■ **TASK DESCRIPTION**
Return each line containing "SDTVAR".

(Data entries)
● ● ● ● ●
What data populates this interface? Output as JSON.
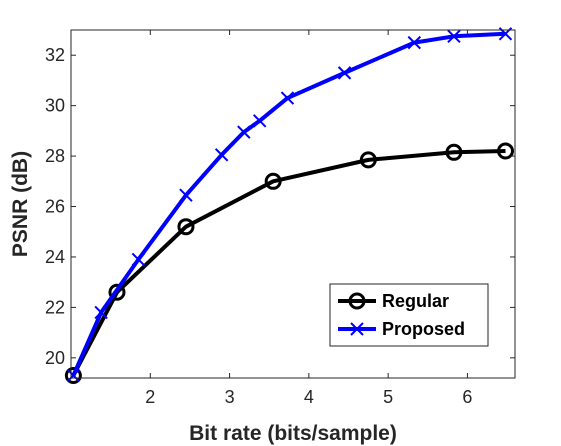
{
  "chart_data": {
    "type": "line",
    "xlabel": "Bit rate (bits/sample)",
    "ylabel": "PSNR (dB)",
    "xlim": [
      1.0,
      6.6
    ],
    "ylim": [
      19.2,
      33.0
    ],
    "xticks": [
      2,
      3,
      4,
      5,
      6
    ],
    "xtick_labels": [
      "2",
      "3",
      "4",
      "5",
      "6"
    ],
    "yticks": [
      20,
      22,
      24,
      26,
      28,
      30,
      32
    ],
    "ytick_labels": [
      "20",
      "22",
      "24",
      "26",
      "28",
      "30",
      "32"
    ],
    "grid": false,
    "legend_position": "bottom-right",
    "series": [
      {
        "name": "Regular",
        "color": "#000000",
        "marker": "circle",
        "x": [
          1.03,
          1.58,
          2.45,
          3.55,
          4.75,
          5.83,
          6.48
        ],
        "y": [
          19.3,
          22.6,
          25.2,
          27.0,
          27.85,
          28.15,
          28.2
        ]
      },
      {
        "name": "Proposed",
        "color": "#0000FF",
        "marker": "x",
        "x": [
          1.03,
          1.38,
          1.85,
          2.45,
          2.9,
          3.18,
          3.38,
          3.73,
          4.45,
          5.33,
          5.83,
          6.48
        ],
        "y": [
          19.3,
          21.8,
          23.9,
          26.45,
          28.05,
          28.95,
          29.4,
          30.3,
          31.3,
          32.5,
          32.75,
          32.85
        ]
      }
    ]
  }
}
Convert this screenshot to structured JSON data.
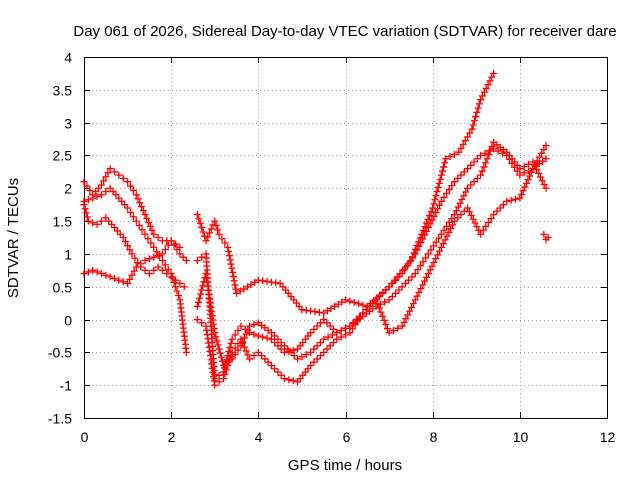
{
  "chart_data": {
    "type": "scatter",
    "title": "Day 061 of 2026, Sidereal Day-to-day VTEC variation (SDTVAR) for receiver dare",
    "xlabel": "GPS time / hours",
    "ylabel": "SDTVAR / TECUs",
    "xlim": [
      0,
      12
    ],
    "ylim": [
      -1.5,
      4
    ],
    "xticks": [
      0,
      2,
      4,
      6,
      8,
      10,
      12
    ],
    "yticks": [
      -1.5,
      -1,
      -0.5,
      0,
      0.5,
      1,
      1.5,
      2,
      2.5,
      3,
      3.5,
      4
    ],
    "grid": true,
    "marker": "+",
    "marker_color": "#ff0000",
    "series": [
      {
        "x": [
          0.0,
          0.2,
          0.4,
          0.6,
          0.8,
          1.0,
          1.2,
          1.4,
          1.6,
          1.8,
          2.0,
          2.2,
          2.35
        ],
        "y": [
          2.1,
          1.9,
          2.05,
          2.3,
          2.2,
          2.1,
          1.9,
          1.6,
          1.3,
          1.2,
          1.2,
          1.0,
          0.9
        ]
      },
      {
        "x": [
          0.0,
          0.2,
          0.4,
          0.6,
          0.8,
          1.0,
          1.2,
          1.4,
          1.6,
          1.8,
          2.0,
          2.2,
          2.35
        ],
        "y": [
          1.8,
          1.85,
          1.9,
          2.0,
          1.85,
          1.7,
          1.5,
          1.3,
          1.1,
          0.9,
          0.7,
          0.3,
          -0.5
        ]
      },
      {
        "x": [
          0.0,
          0.2,
          0.4,
          0.6,
          0.8,
          1.0,
          1.2,
          1.4,
          1.6,
          1.8,
          2.0,
          2.2
        ],
        "y": [
          0.7,
          0.75,
          0.7,
          0.65,
          0.6,
          0.55,
          0.8,
          0.9,
          0.95,
          1.0,
          1.2,
          1.1
        ]
      },
      {
        "x": [
          0.0,
          0.1,
          0.3,
          0.5,
          0.7,
          0.9,
          1.1,
          1.3,
          1.5,
          1.7,
          1.9,
          2.1,
          2.3
        ],
        "y": [
          1.75,
          1.5,
          1.45,
          1.55,
          1.4,
          1.25,
          1.0,
          0.8,
          0.7,
          0.8,
          0.7,
          0.6,
          0.5
        ]
      },
      {
        "x": [
          2.6,
          2.8,
          3.0,
          3.1,
          3.3,
          3.5,
          4.0,
          4.5,
          5.0,
          5.5,
          6.0,
          6.5,
          7.0,
          7.5,
          8.0,
          8.3,
          8.6,
          8.9,
          9.1,
          9.4
        ],
        "y": [
          1.6,
          1.2,
          1.5,
          1.3,
          1.1,
          0.4,
          0.6,
          0.55,
          0.15,
          0.1,
          0.3,
          0.2,
          0.5,
          0.9,
          1.7,
          2.45,
          2.55,
          2.9,
          3.35,
          3.75
        ]
      },
      {
        "x": [
          2.6,
          2.8,
          3.0,
          3.2,
          3.4,
          3.6,
          3.8,
          4.0,
          4.3,
          4.6,
          4.9,
          5.2,
          5.5,
          5.8,
          6.1,
          6.4,
          6.7,
          7.0,
          7.3,
          7.6,
          7.9,
          8.2,
          8.5,
          8.8,
          9.1,
          9.4,
          9.7,
          10.0,
          10.3,
          10.6
        ],
        "y": [
          0.9,
          1.0,
          -0.9,
          -0.8,
          -0.3,
          -0.1,
          -0.2,
          -0.25,
          -0.3,
          -0.5,
          -0.45,
          -0.2,
          0.0,
          -0.2,
          -0.1,
          0.1,
          0.3,
          0.5,
          0.7,
          1.0,
          1.4,
          1.8,
          2.1,
          2.3,
          2.5,
          2.6,
          2.5,
          2.2,
          2.3,
          2.65
        ]
      },
      {
        "x": [
          2.6,
          2.8,
          3.0,
          3.2,
          3.4,
          3.6,
          3.8,
          4.0,
          4.3,
          4.6,
          4.9,
          5.2,
          5.5,
          5.8,
          6.1,
          6.4,
          6.7,
          7.0,
          7.3,
          7.6,
          7.9,
          8.2,
          8.5,
          8.8,
          9.1,
          9.4,
          9.7,
          10.0,
          10.3,
          10.6
        ],
        "y": [
          0.2,
          0.7,
          -0.2,
          -0.7,
          -0.6,
          -0.4,
          -0.1,
          -0.05,
          -0.2,
          -0.4,
          -0.6,
          -0.5,
          -0.3,
          -0.2,
          -0.1,
          0.05,
          0.2,
          0.3,
          0.5,
          0.7,
          1.0,
          1.3,
          1.6,
          2.0,
          2.2,
          2.7,
          2.55,
          2.3,
          2.4,
          2.0
        ]
      },
      {
        "x": [
          2.6,
          2.8,
          3.0,
          3.2,
          3.4,
          3.6,
          3.8,
          4.0,
          4.3,
          4.6,
          4.9,
          5.2,
          5.5,
          5.8,
          6.1,
          6.4,
          6.7,
          7.0,
          7.3,
          7.6,
          7.9,
          8.2,
          8.5,
          8.8,
          9.1,
          9.4,
          9.7,
          10.0,
          10.3,
          10.6
        ],
        "y": [
          0.0,
          -0.1,
          -1.0,
          -0.9,
          -0.5,
          -0.3,
          -0.6,
          -0.5,
          -0.7,
          -0.9,
          -0.95,
          -0.7,
          -0.5,
          -0.3,
          -0.2,
          0.1,
          0.3,
          -0.2,
          -0.1,
          0.3,
          0.7,
          1.1,
          1.5,
          1.7,
          1.3,
          1.6,
          1.8,
          1.85,
          2.3,
          2.45
        ]
      },
      {
        "x": [
          10.55,
          10.6,
          10.65
        ],
        "y": [
          1.3,
          1.22,
          1.25
        ]
      }
    ]
  }
}
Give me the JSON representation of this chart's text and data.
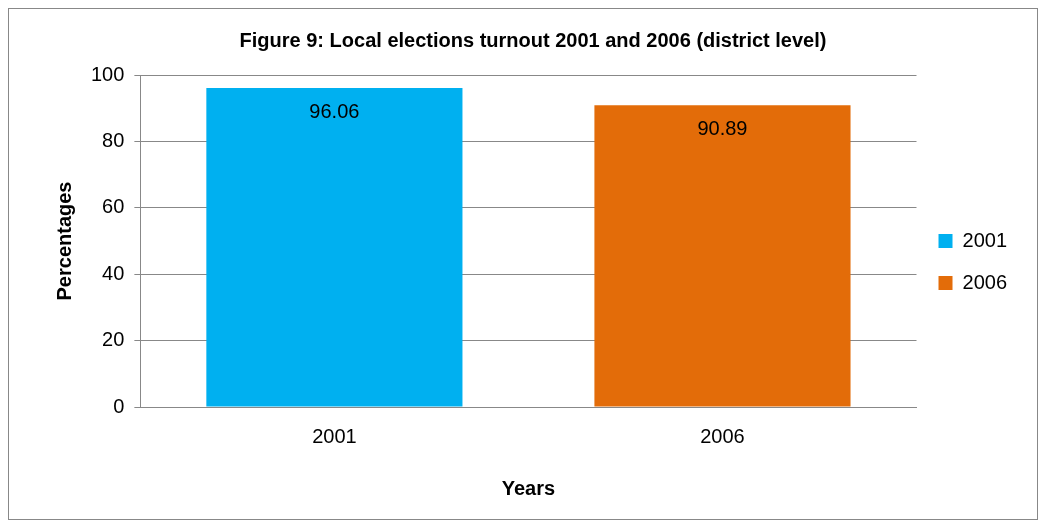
{
  "chart_data": {
    "type": "bar",
    "title": "Figure 9: Local elections turnout 2001 and 2006 (district level)",
    "xlabel": "Years",
    "ylabel": "Percentages",
    "categories": [
      "2001",
      "2006"
    ],
    "series": [
      {
        "name": "2001",
        "color": "#00b0f0",
        "values": [
          96.06,
          null
        ]
      },
      {
        "name": "2006",
        "color": "#e36c09",
        "values": [
          null,
          90.89
        ]
      }
    ],
    "ylim": [
      0,
      100
    ],
    "yticks": [
      0,
      20,
      40,
      60,
      80,
      100
    ],
    "grid": "y",
    "legend": "right",
    "data_labels": true
  }
}
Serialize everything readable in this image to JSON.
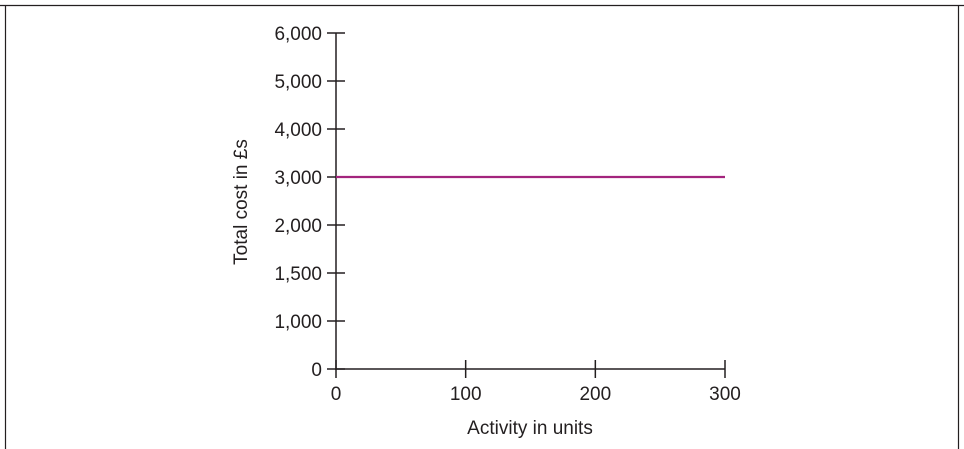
{
  "chart_data": {
    "type": "line",
    "xlabel": "Activity in units",
    "ylabel": "Total cost in £s",
    "xlim": [
      0,
      300
    ],
    "ylim": [
      0,
      6000
    ],
    "x_ticks": [
      {
        "value": 0,
        "label": "0"
      },
      {
        "value": 100,
        "label": "100"
      },
      {
        "value": 200,
        "label": "200"
      },
      {
        "value": 300,
        "label": "300"
      }
    ],
    "y_ticks": [
      {
        "index": 0,
        "label": "0"
      },
      {
        "index": 1,
        "label": "1,000"
      },
      {
        "index": 2,
        "label": "1,500"
      },
      {
        "index": 3,
        "label": "2,000"
      },
      {
        "index": 4,
        "label": "3,000"
      },
      {
        "index": 5,
        "label": "4,000"
      },
      {
        "index": 6,
        "label": "5,000"
      },
      {
        "index": 7,
        "label": "6,000"
      }
    ],
    "series": [
      {
        "x": [
          0,
          300
        ],
        "y": [
          3000,
          3000
        ],
        "color": "#a3247d"
      }
    ],
    "grid": false,
    "legend": "none",
    "colors": {
      "axis": "#231f20",
      "frame": "#231f20",
      "line": "#a3247d"
    }
  }
}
● ● ● ● ●
■ **TASK OUTPUT**
    "title": "Day 061 of 2026, Sidereal Day-to-day VTEC variation (SDTVAR) for receiver dare",
    "ylabel": "SDTVAR / TECUs",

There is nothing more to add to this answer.